(Your objective) Find the line that contains "Give me a plain-text". Repeat that line and all lines following it, exactly, through the end of the listing below.

Dataset records
'''
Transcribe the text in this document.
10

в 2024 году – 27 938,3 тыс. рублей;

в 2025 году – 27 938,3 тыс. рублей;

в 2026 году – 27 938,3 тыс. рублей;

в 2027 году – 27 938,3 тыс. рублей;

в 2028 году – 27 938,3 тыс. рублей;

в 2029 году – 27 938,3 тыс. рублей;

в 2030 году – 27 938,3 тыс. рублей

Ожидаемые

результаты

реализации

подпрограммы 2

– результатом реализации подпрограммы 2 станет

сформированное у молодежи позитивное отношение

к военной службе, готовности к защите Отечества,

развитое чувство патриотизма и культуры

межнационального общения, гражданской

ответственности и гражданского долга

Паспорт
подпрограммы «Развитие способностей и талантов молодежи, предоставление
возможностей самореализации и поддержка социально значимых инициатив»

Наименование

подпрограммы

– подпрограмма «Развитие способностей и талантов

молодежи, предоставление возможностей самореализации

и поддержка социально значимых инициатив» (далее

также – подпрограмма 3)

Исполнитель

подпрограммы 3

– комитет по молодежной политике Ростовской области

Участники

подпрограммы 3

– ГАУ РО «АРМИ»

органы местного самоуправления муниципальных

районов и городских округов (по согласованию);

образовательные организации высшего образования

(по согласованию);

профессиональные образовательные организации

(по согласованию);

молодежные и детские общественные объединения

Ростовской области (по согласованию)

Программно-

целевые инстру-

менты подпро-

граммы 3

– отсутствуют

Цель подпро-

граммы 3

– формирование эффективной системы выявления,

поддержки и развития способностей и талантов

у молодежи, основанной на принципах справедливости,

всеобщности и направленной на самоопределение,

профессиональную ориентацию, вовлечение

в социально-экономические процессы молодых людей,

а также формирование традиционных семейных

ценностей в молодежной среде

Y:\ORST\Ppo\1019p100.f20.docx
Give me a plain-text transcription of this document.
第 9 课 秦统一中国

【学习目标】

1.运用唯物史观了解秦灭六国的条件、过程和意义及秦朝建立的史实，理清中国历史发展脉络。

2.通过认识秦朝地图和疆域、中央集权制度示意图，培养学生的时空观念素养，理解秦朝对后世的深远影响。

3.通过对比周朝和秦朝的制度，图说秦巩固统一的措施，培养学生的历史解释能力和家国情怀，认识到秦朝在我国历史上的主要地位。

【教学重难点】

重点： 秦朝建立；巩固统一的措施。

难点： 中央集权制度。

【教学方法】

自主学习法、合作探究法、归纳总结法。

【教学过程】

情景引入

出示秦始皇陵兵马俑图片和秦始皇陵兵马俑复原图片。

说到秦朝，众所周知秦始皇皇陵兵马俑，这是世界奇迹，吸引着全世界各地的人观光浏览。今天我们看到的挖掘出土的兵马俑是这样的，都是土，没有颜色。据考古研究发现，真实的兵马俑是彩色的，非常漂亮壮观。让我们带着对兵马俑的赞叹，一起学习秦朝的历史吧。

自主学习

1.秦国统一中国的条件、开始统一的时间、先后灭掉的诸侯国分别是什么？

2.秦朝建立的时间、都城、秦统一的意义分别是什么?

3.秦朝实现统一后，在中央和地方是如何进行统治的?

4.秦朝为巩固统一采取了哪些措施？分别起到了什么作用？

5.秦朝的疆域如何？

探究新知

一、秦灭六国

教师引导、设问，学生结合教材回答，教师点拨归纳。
'''
(Answer to this exercise)
Give me a plain-text transcription of this document.
第 9 课 秦统一中国

【学习目标】

1.运用唯物史观了解秦灭六国的条件、过程和意义及秦朝建立的史实，理清中国历史发展脉络。

2.通过认识秦朝地图和疆域、中央集权制度示意图，培养学生的时空观念素养，理解秦朝对后世的深远影响。

3.通过对比周朝和秦朝的制度，图说秦巩固统一的措施，培养学生的历史解释能力和家国情怀，认识到秦朝在我国历史上的主要地位。

【教学重难点】

重点： 秦朝建立；巩固统一的措施。

难点： 中央集权制度。

【教学方法】

自主学习法、合作探究法、归纳总结法。

【教学过程】

情景引入

出示秦始皇陵兵马俑图片和秦始皇陵兵马俑复原图片。

说到秦朝，众所周知秦始皇皇陵兵马俑，这是世界奇迹，吸引着全世界各地的人观光浏览。今天我们看到的挖掘出土的兵马俑是这样的，都是土，没有颜色。据考古研究发现，真实的兵马俑是彩色的，非常漂亮壮观。让我们带着对兵马俑的赞叹，一起学习秦朝的历史吧。

自主学习

1.秦国统一中国的条件、开始统一的时间、先后灭掉的诸侯国分别是什么？

2.秦朝建立的时间、都城、秦统一的意义分别是什么?

3.秦朝实现统一后，在中央和地方是如何进行统治的?

4.秦朝为巩固统一采取了哪些措施？分别起到了什么作用？

5.秦朝的疆域如何？

探究新知

一、秦灭六国

教师引导、设问，学生结合教材回答，教师点拨归纳。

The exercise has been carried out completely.